start Task material
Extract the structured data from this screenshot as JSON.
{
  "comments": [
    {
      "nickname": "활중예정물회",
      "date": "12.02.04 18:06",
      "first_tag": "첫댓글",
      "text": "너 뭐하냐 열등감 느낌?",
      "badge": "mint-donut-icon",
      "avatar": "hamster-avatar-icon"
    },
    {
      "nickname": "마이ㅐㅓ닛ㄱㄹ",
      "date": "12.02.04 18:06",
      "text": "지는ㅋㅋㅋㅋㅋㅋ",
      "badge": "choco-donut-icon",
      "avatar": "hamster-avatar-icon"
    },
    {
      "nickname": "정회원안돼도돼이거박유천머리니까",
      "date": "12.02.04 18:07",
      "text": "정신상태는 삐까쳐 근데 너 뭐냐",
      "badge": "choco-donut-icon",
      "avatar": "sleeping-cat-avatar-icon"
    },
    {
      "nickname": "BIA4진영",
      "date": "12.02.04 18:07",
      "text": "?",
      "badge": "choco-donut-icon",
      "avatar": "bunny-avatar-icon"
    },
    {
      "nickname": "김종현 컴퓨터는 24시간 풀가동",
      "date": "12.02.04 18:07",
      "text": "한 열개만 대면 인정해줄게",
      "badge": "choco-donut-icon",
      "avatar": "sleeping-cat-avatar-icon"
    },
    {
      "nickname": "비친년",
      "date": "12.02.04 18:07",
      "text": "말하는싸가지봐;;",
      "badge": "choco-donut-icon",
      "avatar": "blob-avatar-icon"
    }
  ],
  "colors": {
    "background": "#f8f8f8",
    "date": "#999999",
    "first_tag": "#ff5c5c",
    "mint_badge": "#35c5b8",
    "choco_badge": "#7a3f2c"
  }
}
end Task material
=== Stated exercise ===
Please reproduce the entire listing, exactly as shown.

=== Answer to this task ===
Extract the structured data from this screenshot as JSON.
{
  "comments": [
    {
      "nickname": "활중예정물회",
      "date": "12.02.04 18:06",
      "first_tag": "첫댓글",
      "text": "너 뭐하냐 열등감 느낌?",
      "badge": "mint-donut-icon",
      "avatar": "hamster-avatar-icon"
    },
    {
      "nickname": "마이ㅐㅓ닛ㄱㄹ",
      "date": "12.02.04 18:06",
      "text": "지는ㅋㅋㅋㅋㅋㅋ",
      "badge": "choco-donut-icon",
      "avatar": "hamster-avatar-icon"
    },
    {
      "nickname": "정회원안돼도돼이거박유천머리니까",
      "date": "12.02.04 18:07",
      "text": "정신상태는 삐까쳐 근데 너 뭐냐",
      "badge": "choco-donut-icon",
      "avatar": "sleeping-cat-avatar-icon"
    },
    {
      "nickname": "BIA4진영",
      "date": "12.02.04 18:07",
      "text": "?",
      "badge": "choco-donut-icon",
      "avatar": "bunny-avatar-icon"
    },
    {
      "nickname": "김종현 컴퓨터는 24시간 풀가동",
      "date": "12.02.04 18:07",
      "text": "한 열개만 대면 인정해줄게",
      "badge": "choco-donut-icon",
      "avatar": "sleeping-cat-avatar-icon"
    },
    {
      "nickname": "비친년",
      "date": "12.02.04 18:07",
      "text": "말하는싸가지봐;;",
      "badge": "choco-donut-icon",
      "avatar": "blob-avatar-icon"
    }
  ],
  "colors": {
    "background": "#f8f8f8",
    "date": "#999999",
    "first_tag": "#ff5c5c",
    "mint_badge": "#35c5b8",
    "choco_badge": "#7a3f2c"
  }
}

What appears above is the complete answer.